━━━ Фрагмент документа

«Умное безмолвие всегда встречало много противников, особенно на Западе, которые, не обладая необходимым опытом,
в своем отвлеченном подходе к этому образу молитвы думали, что речь идет об искании какого-то механического приема,
приводящего к божественному созерцанию» (Старец Силуан. С.132).
К сожалению, западный образ жизни оказал влияние и на Грецию, в результате чего есть серьезные основания говорить
об изменении в отношении к православному преданию. Многие отмечают, что западный дух изменил нас, но видят эти изменения
главным образом в нравах, обычаях и разных других предметах. Я же полагаю, что самое главное изменение связано с безмолвием и исихазмом.
Безмолвие рассматривается теперь как устаревший путь, как бездеятельный образ жизни, не соответствующий нашей динамичной эпохе.

━━━━━━

◆ **Задания**
(1) Выпишите, пожалуйста, дословно часть текста о безмолвии, начиная со слов «К сожалению, западный» и заканчивая словами «нашей динамичной эпохе.».
(2) Продолжите текст о безмолвии, начав сразу после его последнего предложения.
Записи, приведённые далее, для работы не нужны.

━━━ Извлечённые данные

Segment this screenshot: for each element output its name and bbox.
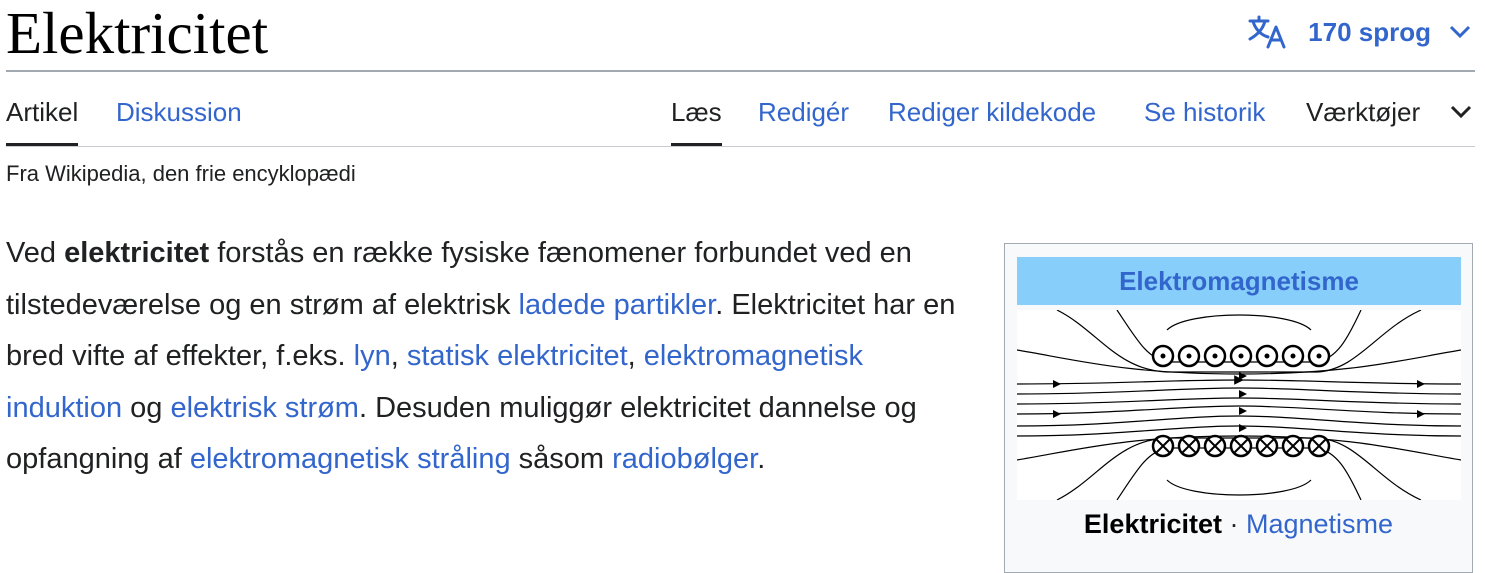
link-elektromagnetisk-straaling[interactable]: elektromagnetisk stråling bbox=[190, 443, 511, 475]
chevron-down-icon bbox=[1449, 25, 1471, 39]
site-tagline: Fra Wikipedia, den frie encyklopædi bbox=[6, 161, 356, 186]
link-elektrisk-strom[interactable]: elektrisk strøm bbox=[170, 392, 359, 424]
tab-edit[interactable]: Redigér bbox=[758, 94, 849, 130]
language-button[interactable]: 170 sprog bbox=[1248, 12, 1471, 52]
intro-paragraph: Ved elektricitet forstås en række fysisk… bbox=[6, 237, 956, 475]
infobox-heading[interactable]: Elektromagnetisme bbox=[1017, 257, 1461, 305]
tab-discussion[interactable]: Diskussion bbox=[116, 94, 242, 130]
solenoid-field-image[interactable] bbox=[1016, 309, 1462, 501]
tab-history[interactable]: Se historik bbox=[1144, 94, 1265, 130]
link-ladede-partikler[interactable]: ladede partikler bbox=[519, 289, 716, 321]
tab-article[interactable]: Artikel bbox=[6, 94, 79, 146]
tab-tools[interactable]: Værktøjer bbox=[1306, 94, 1420, 130]
tab-read[interactable]: Læs bbox=[671, 94, 722, 146]
link-statisk-elektricitet[interactable]: statisk elektricitet bbox=[407, 340, 628, 372]
page-title: Elektricitet bbox=[6, 0, 269, 66]
link-magnetisme[interactable]: Magnetisme bbox=[1246, 509, 1393, 539]
infobox: Elektromagnetisme Elektricitet · Magneti… bbox=[1004, 243, 1473, 573]
translate-icon bbox=[1248, 15, 1290, 49]
page-tabs: Artikel Diskussion Læs Redigér Rediger k… bbox=[6, 80, 1475, 147]
infobox-footer-current: Elektricitet bbox=[1083, 509, 1222, 539]
chevron-down-icon[interactable] bbox=[1450, 105, 1472, 124]
languages-label: 170 sprog bbox=[1308, 16, 1431, 47]
title-divider bbox=[6, 70, 1475, 72]
link-lyn[interactable]: lyn bbox=[354, 340, 391, 372]
infobox-footer: Elektricitet · Magnetisme bbox=[1083, 509, 1394, 539]
bold-term: elektricitet bbox=[64, 237, 210, 269]
link-radiobolger[interactable]: radiobølger bbox=[612, 443, 757, 475]
tab-edit-source[interactable]: Rediger kildekode bbox=[888, 94, 1096, 130]
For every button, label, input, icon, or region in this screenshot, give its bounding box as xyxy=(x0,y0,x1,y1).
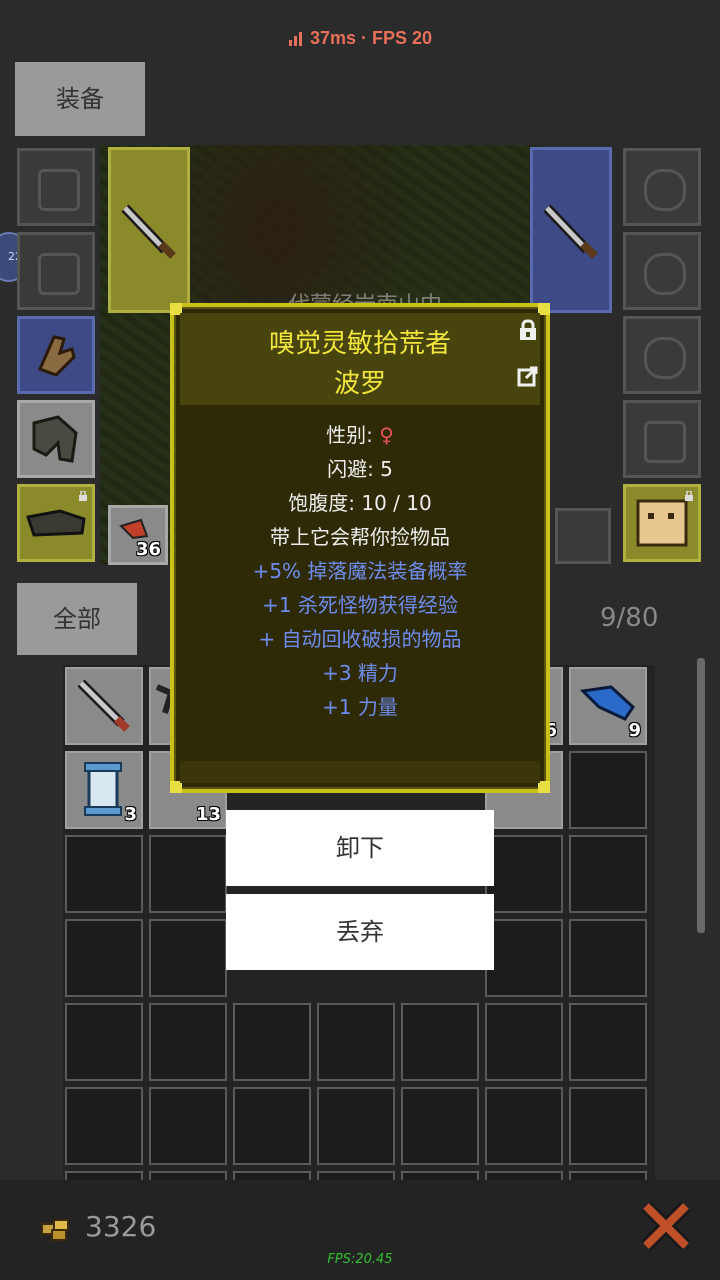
boots-slot[interactable] xyxy=(17,484,95,562)
equip-tab[interactable]: 装备 xyxy=(15,62,145,136)
inventory-slot[interactable] xyxy=(317,1003,395,1081)
pants-icon xyxy=(32,415,78,463)
fps-counter: FPS:20.45 xyxy=(327,1252,393,1267)
inventory-slot[interactable] xyxy=(485,919,563,997)
inventory-slot[interactable] xyxy=(317,1171,395,1180)
inventory-slot[interactable] xyxy=(569,835,647,913)
inventory-slot[interactable] xyxy=(317,1087,395,1165)
inventory-slot[interactable] xyxy=(401,1003,479,1081)
unequip-button[interactable]: 卸下 xyxy=(226,810,494,886)
ring-placeholder-icon xyxy=(644,337,686,379)
ring-placeholder-icon xyxy=(644,253,686,295)
inventory-count: 9/80 xyxy=(600,603,659,633)
item-tooltip: 嗅觉灵敏拾荒者 波罗 性别: ♀ 闪避: 5 饱腹度: 10 / 10 带上它会… xyxy=(170,303,550,793)
inventory-slot[interactable] xyxy=(401,1171,479,1180)
signal-icon xyxy=(288,32,302,47)
filter-all-tab[interactable]: 全部 xyxy=(17,583,137,655)
inventory-slot[interactable] xyxy=(485,1087,563,1165)
inventory-slot[interactable] xyxy=(569,1003,647,1081)
ring-slot-1[interactable] xyxy=(623,232,701,310)
inventory-slot[interactable] xyxy=(65,919,143,997)
inventory-slot[interactable]: 9 xyxy=(569,667,647,745)
item-qty: 3 xyxy=(124,804,137,825)
pet-placeholder-slot[interactable] xyxy=(623,400,701,478)
inventory-slot[interactable] xyxy=(569,1171,647,1180)
gloves-icon xyxy=(37,335,76,377)
inventory-slot[interactable] xyxy=(149,1171,227,1180)
inventory-slot[interactable] xyxy=(569,919,647,997)
tooltip-title: 嗅觉灵敏拾荒者 xyxy=(268,329,451,359)
inventory-slot[interactable] xyxy=(65,1003,143,1081)
inventory-slot[interactable] xyxy=(149,919,227,997)
inventory-slot[interactable]: 3 xyxy=(65,751,143,829)
gold-amount: 3326 xyxy=(85,1210,157,1243)
tooltip-footer xyxy=(180,761,540,783)
inventory-slot[interactable] xyxy=(65,667,143,745)
discard-button[interactable]: 丢弃 xyxy=(226,894,494,970)
item-qty: 13 xyxy=(195,804,221,825)
bonus-line: +3 精力 xyxy=(322,661,398,685)
satiety-stat: 饱腹度: 10 / 10 xyxy=(288,491,432,515)
inventory-slot[interactable] xyxy=(65,1087,143,1165)
inventory-slot[interactable] xyxy=(65,1171,143,1180)
inventory-slot[interactable] xyxy=(569,1087,647,1165)
network-status: 37ms · FPS 20 xyxy=(0,28,720,49)
pants-slot[interactable] xyxy=(17,400,95,478)
gender-label: 性别: xyxy=(326,423,380,447)
network-status-text: 37ms · FPS 20 xyxy=(309,28,433,48)
inventory-slot[interactable] xyxy=(485,835,563,913)
ring-slot-2[interactable] xyxy=(623,316,701,394)
helmet-placeholder-icon xyxy=(38,169,80,211)
sword-icon xyxy=(543,204,598,259)
external-link-icon[interactable] xyxy=(517,365,539,387)
inventory-slot[interactable] xyxy=(233,1171,311,1180)
tooltip-pet-name: 波罗 xyxy=(333,369,386,399)
horse-placeholder-icon xyxy=(644,421,686,463)
close-icon[interactable] xyxy=(640,1200,692,1252)
lock-icon[interactable] xyxy=(517,319,539,341)
gender-line: 性别: ♀ xyxy=(174,419,546,448)
inventory-slot[interactable] xyxy=(485,1003,563,1081)
sword-icon xyxy=(77,679,130,732)
armor-slot[interactable] xyxy=(17,232,95,310)
tooltip-header: 嗅觉灵敏拾荒者 波罗 xyxy=(180,313,540,405)
dodge-stat: 闪避: 5 xyxy=(327,457,393,481)
inventory-scrollbar[interactable] xyxy=(697,658,705,933)
item-qty: 9 xyxy=(628,720,641,741)
bonus-line: + 自动回收破损的物品 xyxy=(258,627,462,651)
inventory-slot[interactable] xyxy=(485,1171,563,1180)
lock-icon xyxy=(79,491,87,501)
inventory-slot[interactable] xyxy=(401,1087,479,1165)
bonus-line: +5% 掉落魔法装备概率 xyxy=(252,559,468,583)
inventory-slot[interactable] xyxy=(149,835,227,913)
gloves-slot[interactable] xyxy=(17,316,95,394)
lock-icon xyxy=(685,491,693,501)
amulet-placeholder-icon xyxy=(644,169,686,211)
quickslot[interactable]: 36 xyxy=(108,505,168,565)
bonus-line: +1 杀死怪物获得经验 xyxy=(262,593,458,617)
inventory-slot[interactable] xyxy=(149,1003,227,1081)
main-weapon-slot[interactable] xyxy=(108,147,190,313)
inventory-slot[interactable] xyxy=(65,835,143,913)
inventory-slot[interactable] xyxy=(569,751,647,829)
pet-slot[interactable] xyxy=(623,484,701,562)
inventory-slot[interactable] xyxy=(233,1087,311,1165)
gold-coins-icon xyxy=(41,1219,69,1241)
helmet-slot[interactable] xyxy=(17,148,95,226)
inventory-slot[interactable] xyxy=(233,1003,311,1081)
quickslot-empty[interactable] xyxy=(555,508,611,564)
female-icon: ♀ xyxy=(379,423,394,447)
inventory-slot[interactable] xyxy=(149,1087,227,1165)
bonus-line: +1 力量 xyxy=(322,695,398,719)
quickslot-qty: 36 xyxy=(135,539,161,560)
offhand-weapon-slot[interactable] xyxy=(530,147,612,313)
item-description: 带上它会帮你捡物品 xyxy=(270,525,450,549)
amulet-slot[interactable] xyxy=(623,148,701,226)
armor-placeholder-icon xyxy=(38,253,80,295)
sword-icon xyxy=(121,204,176,259)
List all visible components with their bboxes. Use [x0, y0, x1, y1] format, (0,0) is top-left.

━━━━━━

◆ **Список ответов**
(1)
К сожалению, западный образ жизни оказал влияние и на Грецию, в результате чего есть серьезные основания говорить
об изменении в отношении к православному преданию. Многие отмечают, что западный дух изменил нас, но видят эти изменения
главным образом в нравах, обычаях и разных других предметах. Я же полагаю, что самое главное изменение связано с безмолвием и исихазмом.
Безмолвие рассматривается теперь как устаревший путь, как бездеятельный образ жизни, не соответствующий нашей динамичной эпохе.

(2)
К сожалению, подобные взгляды господствуют даже среди людей, желающих жить в соответствии с православным преданием.
«Современному миру свойственны не память и безмолвие, но деятельность и тревога» (Γ.Μαντζαρίδης, там же, Σ.25).
В столь преданное наслаждениям и самодовольное время, как наше, исихазм не может найти отклика.
Происходит то, о чем говорит преподобный Иоанн Лествичник: «Рыба спешит убежать от удочки, а душа сластолюбивая отвращается безмолвия» (Леств.15:44).
Влюбленная в наслаждения эпоха глубоко враждебна безмолвию. Одна монахиня сказала мне, что в наше время дует «пустынный ветер антиисихазма»,
сжигающий все кругом. Такое суждение кажется мне абсолютно верным, и именно об этом свидетельствует современная действительность.
Дух, господствующий в наши дни, – это скорее дух Варлаама, нежели святителя Григория Паламы.
Богословие наших дней строится на логических рассуждениях. Оно попросту сделалось логической, можно даже сказать, философской системой.
Это история богословия, а не плод безмолвия и причастия Богу. Вот почему в богословских утверждениях обнаруживается много ошибок и разногласий.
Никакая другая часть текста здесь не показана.